# [Given passage]
Besides Western passports and IDs, Syrian refugees rely on a wide range of fake documents to function in exile. Many host countries, for instance, bar them from officially registering births or marriages. Those wanted by the Syrian regime for suspected opposition ties fear visiting a Syrian consulate for any business.
To meet growing demand, skilled document forgers have expanded their product line. Abu Qasim, like most of the traffickers operating in Istanbul, posts ads on Facebook groups for Syrian refugees, offering to arrange everything from Syrian and European passports to high school and college diplomas and marriage certificates.
Fake passports range in price from the easiest to forge to the hardest. The Spanish passport, at a cost of $1,450, is the cheapest, said Mr. Qasim, who works with a number of forgers. A French or U.S. passport is about $3,000.
Counterfeit passports often include pages filled with fake visa stamps to add an air of authenticity. Some forgers have even mastered the ability to re-create holograms, a security feature of many passports.
Of the 40 people to whom Mr. Qasim has sold fake passports, 15 have been caught by airport immigration officials, he said. Overall, only about half of those migrants with counterfeit passports reach their destinations, he estimated. Mr. Qasim himself has no office: He doesn’t want disgruntled customers to find him.
“It’s up to you and your luck,” said a 39-year-old Syrian who boarded a plane to Germany earlier this year using a fake Belgian ID bought in Athens. Turned back twice by immigration officials at the Athens airport, he finally made it to Germany aboard a plane from one of Greece’s smaller airports.
“You need to enter with confidence and feel as if you’re carrying your actual real ID. Because they look not just at your ID, they look at your clothes and your behavior.”

# [Extracted records]
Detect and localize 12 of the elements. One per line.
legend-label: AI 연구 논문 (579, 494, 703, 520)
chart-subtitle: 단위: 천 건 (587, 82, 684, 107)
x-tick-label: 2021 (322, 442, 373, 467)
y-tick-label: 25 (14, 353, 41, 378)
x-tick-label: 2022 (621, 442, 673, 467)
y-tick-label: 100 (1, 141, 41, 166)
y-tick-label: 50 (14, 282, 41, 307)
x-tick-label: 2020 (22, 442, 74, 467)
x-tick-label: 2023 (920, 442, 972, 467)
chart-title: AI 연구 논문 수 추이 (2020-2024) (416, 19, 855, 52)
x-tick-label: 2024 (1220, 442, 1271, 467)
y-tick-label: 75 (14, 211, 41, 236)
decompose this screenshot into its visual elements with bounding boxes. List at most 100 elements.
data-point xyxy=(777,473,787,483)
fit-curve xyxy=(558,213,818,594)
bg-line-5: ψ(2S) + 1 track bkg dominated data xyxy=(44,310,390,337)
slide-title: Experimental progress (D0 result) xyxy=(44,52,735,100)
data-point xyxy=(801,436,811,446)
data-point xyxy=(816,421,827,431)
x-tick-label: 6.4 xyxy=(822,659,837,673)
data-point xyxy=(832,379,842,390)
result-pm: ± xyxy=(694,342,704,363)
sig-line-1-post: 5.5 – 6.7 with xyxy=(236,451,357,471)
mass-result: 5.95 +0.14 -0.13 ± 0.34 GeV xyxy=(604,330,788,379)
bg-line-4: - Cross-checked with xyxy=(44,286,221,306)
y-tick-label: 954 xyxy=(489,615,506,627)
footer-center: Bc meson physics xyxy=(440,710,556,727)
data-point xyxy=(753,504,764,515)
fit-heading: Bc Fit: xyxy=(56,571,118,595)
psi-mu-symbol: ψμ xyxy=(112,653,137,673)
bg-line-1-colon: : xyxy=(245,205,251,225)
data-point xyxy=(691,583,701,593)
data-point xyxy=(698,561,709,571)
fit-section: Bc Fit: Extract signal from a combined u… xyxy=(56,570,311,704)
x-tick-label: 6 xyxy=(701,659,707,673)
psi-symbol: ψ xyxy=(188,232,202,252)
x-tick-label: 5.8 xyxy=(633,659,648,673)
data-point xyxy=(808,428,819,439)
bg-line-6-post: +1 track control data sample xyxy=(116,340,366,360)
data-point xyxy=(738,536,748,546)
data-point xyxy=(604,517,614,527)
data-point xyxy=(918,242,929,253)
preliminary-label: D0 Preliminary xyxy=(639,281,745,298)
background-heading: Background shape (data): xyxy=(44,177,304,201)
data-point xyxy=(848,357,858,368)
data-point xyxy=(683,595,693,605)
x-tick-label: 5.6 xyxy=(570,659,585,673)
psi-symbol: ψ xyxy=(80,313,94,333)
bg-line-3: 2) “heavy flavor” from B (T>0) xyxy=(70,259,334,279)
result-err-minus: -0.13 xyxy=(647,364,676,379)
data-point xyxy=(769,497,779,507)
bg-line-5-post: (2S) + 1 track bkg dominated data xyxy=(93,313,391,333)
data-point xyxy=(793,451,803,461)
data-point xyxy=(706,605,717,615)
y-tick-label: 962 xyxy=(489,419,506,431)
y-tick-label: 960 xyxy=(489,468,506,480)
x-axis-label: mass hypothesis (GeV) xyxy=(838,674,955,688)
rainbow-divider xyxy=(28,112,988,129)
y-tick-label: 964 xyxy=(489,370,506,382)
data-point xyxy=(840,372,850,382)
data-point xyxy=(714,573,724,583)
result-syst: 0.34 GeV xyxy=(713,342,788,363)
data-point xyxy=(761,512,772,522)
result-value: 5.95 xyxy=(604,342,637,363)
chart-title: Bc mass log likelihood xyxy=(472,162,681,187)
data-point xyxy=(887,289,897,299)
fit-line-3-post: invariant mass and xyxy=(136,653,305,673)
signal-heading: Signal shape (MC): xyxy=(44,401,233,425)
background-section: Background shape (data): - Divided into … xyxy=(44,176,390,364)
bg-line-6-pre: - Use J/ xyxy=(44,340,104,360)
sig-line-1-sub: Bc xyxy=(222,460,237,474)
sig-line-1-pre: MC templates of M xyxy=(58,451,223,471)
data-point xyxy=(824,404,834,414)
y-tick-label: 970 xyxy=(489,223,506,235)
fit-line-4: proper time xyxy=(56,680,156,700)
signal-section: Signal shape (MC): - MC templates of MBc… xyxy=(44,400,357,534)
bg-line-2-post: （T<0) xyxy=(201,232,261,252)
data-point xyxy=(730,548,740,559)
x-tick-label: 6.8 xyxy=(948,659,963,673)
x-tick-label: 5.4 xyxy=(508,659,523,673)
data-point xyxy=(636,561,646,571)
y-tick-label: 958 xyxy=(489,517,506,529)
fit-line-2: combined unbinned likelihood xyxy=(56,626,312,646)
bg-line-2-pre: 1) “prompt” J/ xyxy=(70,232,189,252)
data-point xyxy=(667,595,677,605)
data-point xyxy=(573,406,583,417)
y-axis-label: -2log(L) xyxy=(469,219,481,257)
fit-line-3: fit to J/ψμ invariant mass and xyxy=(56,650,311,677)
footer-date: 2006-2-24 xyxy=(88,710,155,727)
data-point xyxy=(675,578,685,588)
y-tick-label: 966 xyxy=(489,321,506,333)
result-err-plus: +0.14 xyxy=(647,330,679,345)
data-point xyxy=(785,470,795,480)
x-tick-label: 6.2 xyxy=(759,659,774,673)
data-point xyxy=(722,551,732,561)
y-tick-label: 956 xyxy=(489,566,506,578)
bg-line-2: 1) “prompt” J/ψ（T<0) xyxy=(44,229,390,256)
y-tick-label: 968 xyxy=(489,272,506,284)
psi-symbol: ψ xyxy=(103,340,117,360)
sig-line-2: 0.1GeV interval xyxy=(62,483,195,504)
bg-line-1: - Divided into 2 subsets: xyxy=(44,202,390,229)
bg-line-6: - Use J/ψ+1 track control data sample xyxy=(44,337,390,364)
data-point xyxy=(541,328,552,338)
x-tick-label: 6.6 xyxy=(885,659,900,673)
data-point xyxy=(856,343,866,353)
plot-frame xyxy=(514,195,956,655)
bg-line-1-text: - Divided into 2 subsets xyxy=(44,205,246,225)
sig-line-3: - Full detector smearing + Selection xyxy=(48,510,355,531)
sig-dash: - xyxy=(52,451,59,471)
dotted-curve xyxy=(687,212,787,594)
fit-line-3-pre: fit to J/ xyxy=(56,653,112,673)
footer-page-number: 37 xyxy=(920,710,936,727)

# [Exercises to complete]
#1 Please rewrite the paragraph of the forged-documents passage that begins "Fake passports range in price" as a short list, keeping its main facts.
#2 Carry on the forged-documents passage after its final paragraph.

# [Exercise answers]
#1
- Fake passport prices vary with how hard each one is to forge.
- According to Mr. Qasim, who works with several forgers, the Spanish passport is the cheapest at $1,450.
- A French or U.S. passport costs about $3,000.

#2
Before he resorted to a passport forger, Kassem, who owns a concrete factory and car business in Syria, tried for months to enter Europe legally. He applied for a Greek visa last year and then for a Schengen visa, showing he had more than $300,000 in his bank account. But both applications were rejected.
Friends put him in touch with a trafficker in Istanbul earlier this year. His photo was taken and within a week, the father of eight was handed a fake Italian passport bearing his name and date of birth.
From Istanbul he flew to Cairo where another smuggler took him to a trendy menswear shop. There he discarded his business clothes and replaced them with fitted jeans and a blazer. He was then ushered to a barber who trimmed his hair and shaved off his beard to make him look less Syrian and more Italian.
“You don’t want anyone in the airport to doubt you,” he said. After paying nearly $18,000 for fake travel documents, plane tickets and the guidance of smugglers, he now lives in Manchester, England, after being granted U.K. residency. He is working to bring his family to the U.K. to join him.
Like Kassem, Rama Khouly was persistent.
Seven months pregnant and reckoning her unborn son had no future in Turkey, Khouly, 24, first attempted to board a Europe-bound plane at Istanbul’s Atatürk Airport in early 2014, using her 35-year-old Greek friend’s passport.
She was caught. A security officer told her that he knew she was Syrian, then imparted a piece of advice.
“They told me, ‘We know your situation, but Atatürk airport is very difficult for you to pass through because it has strong security. Go try from another airport,’” Ms. Khouly recalled.
Two days later, Mr. Khouly strode into Istanbul’s Sobiha Goksen International Airport, wearing a large poncho to hide her stomach. She had also darkened her hair and donned dark brown contact lenses to better match the photo on the passport. Despite the disguise, she knew she looked nothing like the woman in the photo of her Greek passport.
Nine hours later, however, she set foot in Sweden.
Ten months later, she was issued a Swedish residency card. And in August, she and her husband posted a selfie on Facebook, posing with their official Swedish travel documents.
Turkish authorities didn’t reply to repeated requests for comment about on its immigration policies and practices, and the use of forged passports.
—Ayla Albayrak in Istanbul contributed to this article.